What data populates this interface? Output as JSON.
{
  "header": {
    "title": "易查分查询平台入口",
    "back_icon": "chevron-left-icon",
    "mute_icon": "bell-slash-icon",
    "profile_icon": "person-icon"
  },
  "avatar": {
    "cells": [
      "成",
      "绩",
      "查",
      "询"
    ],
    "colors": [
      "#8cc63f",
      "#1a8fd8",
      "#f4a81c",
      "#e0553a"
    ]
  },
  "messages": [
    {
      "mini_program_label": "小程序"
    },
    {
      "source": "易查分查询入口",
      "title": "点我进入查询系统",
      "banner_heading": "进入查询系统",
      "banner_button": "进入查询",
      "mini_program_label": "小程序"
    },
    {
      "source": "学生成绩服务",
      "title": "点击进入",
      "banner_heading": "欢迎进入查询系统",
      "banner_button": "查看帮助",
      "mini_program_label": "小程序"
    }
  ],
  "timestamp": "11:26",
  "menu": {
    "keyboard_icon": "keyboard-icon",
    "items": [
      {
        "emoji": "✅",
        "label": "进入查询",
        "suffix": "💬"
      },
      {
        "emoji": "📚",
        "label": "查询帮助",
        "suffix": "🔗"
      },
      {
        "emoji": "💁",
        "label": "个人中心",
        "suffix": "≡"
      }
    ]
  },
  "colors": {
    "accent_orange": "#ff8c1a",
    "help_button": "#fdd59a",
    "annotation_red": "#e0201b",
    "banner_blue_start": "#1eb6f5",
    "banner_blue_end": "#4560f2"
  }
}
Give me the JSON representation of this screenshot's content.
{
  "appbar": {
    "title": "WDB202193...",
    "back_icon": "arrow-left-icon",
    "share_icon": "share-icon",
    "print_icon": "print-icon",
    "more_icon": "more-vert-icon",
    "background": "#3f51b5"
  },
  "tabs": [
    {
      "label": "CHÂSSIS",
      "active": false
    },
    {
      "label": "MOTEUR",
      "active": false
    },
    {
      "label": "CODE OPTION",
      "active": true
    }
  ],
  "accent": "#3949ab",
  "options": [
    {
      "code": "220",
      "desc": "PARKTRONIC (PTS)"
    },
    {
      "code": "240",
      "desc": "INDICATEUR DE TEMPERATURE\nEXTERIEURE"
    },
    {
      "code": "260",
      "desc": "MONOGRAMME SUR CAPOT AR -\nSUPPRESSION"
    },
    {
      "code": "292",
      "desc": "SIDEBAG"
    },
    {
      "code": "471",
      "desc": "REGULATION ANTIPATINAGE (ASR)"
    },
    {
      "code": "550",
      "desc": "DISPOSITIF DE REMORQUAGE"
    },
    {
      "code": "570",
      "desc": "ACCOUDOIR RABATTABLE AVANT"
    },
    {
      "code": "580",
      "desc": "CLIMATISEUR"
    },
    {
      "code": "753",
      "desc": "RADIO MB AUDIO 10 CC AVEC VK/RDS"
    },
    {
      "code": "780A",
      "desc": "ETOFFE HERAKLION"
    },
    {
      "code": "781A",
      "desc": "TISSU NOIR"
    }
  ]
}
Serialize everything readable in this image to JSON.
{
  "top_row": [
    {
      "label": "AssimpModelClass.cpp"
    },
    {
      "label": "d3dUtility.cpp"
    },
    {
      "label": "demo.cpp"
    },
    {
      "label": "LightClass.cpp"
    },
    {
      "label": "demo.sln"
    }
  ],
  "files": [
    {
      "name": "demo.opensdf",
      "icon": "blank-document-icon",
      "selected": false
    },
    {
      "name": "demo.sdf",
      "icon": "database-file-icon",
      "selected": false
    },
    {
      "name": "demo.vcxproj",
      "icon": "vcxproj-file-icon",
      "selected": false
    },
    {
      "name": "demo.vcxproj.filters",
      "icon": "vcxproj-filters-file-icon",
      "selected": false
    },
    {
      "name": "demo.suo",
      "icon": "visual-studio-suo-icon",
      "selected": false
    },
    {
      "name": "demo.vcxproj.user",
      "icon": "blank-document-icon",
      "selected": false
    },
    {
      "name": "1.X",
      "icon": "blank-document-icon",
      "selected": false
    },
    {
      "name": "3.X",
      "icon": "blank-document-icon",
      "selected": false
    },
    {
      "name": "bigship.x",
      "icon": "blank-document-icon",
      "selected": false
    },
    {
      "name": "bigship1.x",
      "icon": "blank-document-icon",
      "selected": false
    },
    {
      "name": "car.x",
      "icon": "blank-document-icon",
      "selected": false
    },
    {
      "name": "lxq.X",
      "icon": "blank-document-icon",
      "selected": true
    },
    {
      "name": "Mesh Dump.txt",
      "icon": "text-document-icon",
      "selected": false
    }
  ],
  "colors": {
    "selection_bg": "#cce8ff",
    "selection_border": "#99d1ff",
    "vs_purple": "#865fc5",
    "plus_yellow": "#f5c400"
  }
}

_What you will do_
List the lines of the entries that include "this".

_Answer to the exercise_
What data populates this interface? Output as JSON.
Give me the JSON representation of this screenshot's content.
Serialize everything readable in this image to JSON.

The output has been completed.